What the exercise asks
Give the number of lines that include the word "intellectus", and nothing else.

Supplied records

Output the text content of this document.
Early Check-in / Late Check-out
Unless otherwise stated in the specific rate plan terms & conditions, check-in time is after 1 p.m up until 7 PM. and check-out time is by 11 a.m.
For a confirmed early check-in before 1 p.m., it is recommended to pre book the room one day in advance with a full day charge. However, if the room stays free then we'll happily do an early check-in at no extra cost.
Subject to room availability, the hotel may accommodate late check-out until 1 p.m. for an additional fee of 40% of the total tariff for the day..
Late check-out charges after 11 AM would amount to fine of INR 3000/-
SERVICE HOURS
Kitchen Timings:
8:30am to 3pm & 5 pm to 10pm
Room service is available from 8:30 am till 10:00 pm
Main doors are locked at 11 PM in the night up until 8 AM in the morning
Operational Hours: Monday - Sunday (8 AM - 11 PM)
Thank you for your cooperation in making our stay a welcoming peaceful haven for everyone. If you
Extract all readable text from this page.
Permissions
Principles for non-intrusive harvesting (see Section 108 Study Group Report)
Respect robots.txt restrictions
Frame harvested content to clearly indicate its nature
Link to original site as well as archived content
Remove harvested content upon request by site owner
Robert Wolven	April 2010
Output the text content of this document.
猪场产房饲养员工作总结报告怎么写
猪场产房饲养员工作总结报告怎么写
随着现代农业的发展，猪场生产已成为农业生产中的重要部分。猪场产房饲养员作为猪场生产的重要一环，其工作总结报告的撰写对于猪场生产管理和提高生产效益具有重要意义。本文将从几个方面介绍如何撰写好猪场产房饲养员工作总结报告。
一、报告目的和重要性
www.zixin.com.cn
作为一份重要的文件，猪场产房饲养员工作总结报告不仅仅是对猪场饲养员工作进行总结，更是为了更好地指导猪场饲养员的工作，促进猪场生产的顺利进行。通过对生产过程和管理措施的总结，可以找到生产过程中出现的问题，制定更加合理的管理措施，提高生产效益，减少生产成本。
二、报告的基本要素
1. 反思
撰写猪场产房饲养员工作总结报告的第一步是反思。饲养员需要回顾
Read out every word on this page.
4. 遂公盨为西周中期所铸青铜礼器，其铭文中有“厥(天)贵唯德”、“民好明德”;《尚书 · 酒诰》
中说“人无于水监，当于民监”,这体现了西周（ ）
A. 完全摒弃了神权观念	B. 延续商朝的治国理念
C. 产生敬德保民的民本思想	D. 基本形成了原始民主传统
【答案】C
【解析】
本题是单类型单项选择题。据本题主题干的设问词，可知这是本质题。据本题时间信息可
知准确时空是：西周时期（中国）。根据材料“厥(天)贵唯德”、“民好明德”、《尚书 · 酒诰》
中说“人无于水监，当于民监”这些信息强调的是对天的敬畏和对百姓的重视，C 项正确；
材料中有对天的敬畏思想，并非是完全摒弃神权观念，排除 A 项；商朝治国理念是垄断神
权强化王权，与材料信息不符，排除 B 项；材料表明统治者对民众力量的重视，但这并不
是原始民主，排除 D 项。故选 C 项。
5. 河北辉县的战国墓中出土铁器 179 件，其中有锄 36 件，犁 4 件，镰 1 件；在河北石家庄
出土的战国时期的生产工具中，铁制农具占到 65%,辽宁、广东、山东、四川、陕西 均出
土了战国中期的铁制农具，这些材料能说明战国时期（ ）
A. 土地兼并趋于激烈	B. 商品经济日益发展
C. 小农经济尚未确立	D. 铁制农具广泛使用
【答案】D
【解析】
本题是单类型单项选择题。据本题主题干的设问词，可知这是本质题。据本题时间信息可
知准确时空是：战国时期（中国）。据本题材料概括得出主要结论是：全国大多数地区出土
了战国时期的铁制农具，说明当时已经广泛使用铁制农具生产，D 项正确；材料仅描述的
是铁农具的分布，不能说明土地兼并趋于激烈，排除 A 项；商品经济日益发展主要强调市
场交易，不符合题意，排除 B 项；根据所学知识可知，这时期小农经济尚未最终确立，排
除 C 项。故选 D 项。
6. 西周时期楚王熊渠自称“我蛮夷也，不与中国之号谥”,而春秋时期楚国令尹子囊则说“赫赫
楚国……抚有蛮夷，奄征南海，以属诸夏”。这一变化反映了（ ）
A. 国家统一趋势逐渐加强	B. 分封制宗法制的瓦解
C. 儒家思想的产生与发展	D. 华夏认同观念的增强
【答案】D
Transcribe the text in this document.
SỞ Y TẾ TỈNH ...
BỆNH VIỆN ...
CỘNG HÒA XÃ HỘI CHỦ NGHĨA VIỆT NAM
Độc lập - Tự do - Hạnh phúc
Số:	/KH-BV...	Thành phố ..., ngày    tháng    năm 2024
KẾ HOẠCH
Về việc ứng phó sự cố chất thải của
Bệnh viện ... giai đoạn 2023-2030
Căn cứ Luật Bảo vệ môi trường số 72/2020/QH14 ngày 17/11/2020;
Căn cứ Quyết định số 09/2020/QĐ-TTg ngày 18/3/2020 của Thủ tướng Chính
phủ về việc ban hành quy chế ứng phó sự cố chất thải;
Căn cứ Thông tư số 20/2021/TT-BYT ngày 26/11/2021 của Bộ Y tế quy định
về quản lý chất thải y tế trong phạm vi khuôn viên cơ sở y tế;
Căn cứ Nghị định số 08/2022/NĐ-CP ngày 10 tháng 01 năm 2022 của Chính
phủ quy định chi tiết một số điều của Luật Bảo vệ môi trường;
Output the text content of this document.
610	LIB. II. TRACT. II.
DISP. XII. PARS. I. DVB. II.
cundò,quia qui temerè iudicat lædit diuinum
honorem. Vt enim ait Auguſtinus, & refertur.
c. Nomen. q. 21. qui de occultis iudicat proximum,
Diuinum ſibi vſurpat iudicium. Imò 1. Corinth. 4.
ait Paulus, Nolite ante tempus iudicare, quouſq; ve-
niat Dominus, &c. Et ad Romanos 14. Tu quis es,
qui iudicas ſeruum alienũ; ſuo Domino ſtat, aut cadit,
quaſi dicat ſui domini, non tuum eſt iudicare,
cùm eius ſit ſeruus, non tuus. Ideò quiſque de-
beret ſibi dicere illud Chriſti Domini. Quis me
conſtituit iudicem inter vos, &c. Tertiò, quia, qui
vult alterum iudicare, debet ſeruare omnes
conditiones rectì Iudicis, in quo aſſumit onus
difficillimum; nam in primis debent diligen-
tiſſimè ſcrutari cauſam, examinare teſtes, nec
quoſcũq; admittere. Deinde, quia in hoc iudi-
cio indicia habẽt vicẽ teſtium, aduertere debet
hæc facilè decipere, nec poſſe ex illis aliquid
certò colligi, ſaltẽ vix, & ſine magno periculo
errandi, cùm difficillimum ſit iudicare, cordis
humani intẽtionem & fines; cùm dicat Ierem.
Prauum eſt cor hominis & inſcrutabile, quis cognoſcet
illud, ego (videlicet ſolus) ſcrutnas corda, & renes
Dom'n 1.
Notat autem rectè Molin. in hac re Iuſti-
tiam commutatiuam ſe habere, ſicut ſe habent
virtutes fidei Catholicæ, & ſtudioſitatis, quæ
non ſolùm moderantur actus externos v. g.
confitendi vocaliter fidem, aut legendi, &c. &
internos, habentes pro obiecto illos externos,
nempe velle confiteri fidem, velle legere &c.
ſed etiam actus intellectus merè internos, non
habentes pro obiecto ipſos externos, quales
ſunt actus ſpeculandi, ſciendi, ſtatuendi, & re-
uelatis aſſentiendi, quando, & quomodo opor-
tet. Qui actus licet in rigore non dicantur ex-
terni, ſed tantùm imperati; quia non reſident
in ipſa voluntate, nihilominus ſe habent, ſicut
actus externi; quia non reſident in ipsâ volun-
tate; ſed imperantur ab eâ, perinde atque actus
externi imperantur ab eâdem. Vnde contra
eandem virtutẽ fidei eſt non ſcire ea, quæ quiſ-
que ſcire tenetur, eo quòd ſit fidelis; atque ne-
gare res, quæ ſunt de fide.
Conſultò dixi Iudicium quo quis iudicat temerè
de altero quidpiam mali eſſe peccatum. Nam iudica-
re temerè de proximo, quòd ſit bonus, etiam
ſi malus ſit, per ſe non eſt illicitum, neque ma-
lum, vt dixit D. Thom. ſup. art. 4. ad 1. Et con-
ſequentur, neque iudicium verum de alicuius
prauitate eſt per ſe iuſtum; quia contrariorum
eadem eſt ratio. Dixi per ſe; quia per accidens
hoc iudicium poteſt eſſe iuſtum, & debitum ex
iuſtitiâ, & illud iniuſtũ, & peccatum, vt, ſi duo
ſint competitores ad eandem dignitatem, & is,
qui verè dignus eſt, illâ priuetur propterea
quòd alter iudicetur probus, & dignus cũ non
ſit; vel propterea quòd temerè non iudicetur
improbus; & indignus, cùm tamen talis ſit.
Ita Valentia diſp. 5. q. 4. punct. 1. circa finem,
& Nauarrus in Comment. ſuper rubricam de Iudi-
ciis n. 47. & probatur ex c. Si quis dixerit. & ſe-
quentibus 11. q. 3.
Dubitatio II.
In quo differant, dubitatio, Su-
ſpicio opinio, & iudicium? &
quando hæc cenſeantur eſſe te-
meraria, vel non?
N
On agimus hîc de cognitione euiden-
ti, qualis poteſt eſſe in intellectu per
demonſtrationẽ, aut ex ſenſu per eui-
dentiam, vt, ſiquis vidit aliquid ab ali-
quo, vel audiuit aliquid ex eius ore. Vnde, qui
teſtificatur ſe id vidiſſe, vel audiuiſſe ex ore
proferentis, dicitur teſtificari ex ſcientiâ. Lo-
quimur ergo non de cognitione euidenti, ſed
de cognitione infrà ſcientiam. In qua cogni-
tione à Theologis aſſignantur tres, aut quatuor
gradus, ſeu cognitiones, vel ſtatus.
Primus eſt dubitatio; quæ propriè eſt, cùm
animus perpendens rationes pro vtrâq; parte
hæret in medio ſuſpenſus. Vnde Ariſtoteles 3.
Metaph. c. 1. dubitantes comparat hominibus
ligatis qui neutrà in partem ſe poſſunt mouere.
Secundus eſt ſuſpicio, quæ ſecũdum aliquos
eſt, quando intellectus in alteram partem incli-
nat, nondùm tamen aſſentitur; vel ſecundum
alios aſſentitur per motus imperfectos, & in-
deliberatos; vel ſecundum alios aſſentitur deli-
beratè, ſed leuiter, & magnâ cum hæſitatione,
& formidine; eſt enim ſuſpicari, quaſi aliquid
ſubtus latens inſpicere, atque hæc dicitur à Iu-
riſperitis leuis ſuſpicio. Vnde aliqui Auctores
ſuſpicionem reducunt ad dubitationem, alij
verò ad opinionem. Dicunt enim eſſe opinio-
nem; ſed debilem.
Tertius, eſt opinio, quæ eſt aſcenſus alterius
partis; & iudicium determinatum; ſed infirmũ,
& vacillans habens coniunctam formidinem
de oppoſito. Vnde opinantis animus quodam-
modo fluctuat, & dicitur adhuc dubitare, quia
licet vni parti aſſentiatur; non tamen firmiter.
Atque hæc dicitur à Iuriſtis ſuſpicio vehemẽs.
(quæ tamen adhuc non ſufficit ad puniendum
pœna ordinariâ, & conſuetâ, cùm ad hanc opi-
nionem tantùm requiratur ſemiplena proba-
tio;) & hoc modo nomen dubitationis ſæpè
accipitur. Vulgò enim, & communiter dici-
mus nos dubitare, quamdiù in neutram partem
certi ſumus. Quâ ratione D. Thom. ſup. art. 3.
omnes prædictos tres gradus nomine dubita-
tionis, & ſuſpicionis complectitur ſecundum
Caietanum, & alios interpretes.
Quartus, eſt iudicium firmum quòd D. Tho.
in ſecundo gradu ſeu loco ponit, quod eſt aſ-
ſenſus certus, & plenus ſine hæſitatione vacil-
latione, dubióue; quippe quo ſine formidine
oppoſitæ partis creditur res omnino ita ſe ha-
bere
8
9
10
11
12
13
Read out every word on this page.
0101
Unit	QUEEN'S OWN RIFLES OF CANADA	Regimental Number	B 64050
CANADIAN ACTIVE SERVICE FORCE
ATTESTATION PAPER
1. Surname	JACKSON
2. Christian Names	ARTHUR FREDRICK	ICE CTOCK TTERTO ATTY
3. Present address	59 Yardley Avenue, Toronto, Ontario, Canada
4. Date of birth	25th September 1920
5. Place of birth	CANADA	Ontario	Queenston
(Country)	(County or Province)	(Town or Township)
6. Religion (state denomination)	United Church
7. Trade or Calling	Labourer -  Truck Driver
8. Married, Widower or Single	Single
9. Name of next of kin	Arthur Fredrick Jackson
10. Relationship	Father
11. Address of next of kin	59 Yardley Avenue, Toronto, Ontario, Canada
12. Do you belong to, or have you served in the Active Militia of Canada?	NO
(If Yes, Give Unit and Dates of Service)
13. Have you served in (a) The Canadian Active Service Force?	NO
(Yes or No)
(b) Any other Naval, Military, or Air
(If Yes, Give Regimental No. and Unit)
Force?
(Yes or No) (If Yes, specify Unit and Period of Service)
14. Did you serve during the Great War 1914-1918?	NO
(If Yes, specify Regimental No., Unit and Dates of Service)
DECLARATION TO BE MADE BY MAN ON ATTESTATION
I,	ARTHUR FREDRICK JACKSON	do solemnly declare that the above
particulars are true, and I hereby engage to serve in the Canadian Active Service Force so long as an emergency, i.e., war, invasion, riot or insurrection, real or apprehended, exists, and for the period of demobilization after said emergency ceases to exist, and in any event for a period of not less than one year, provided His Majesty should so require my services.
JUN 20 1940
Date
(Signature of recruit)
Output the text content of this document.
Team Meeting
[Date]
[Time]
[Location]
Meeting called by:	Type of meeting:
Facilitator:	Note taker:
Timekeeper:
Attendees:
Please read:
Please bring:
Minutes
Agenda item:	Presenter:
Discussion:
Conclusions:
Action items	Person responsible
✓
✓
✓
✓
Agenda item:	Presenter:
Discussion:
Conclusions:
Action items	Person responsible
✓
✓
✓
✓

Result of the exercise
2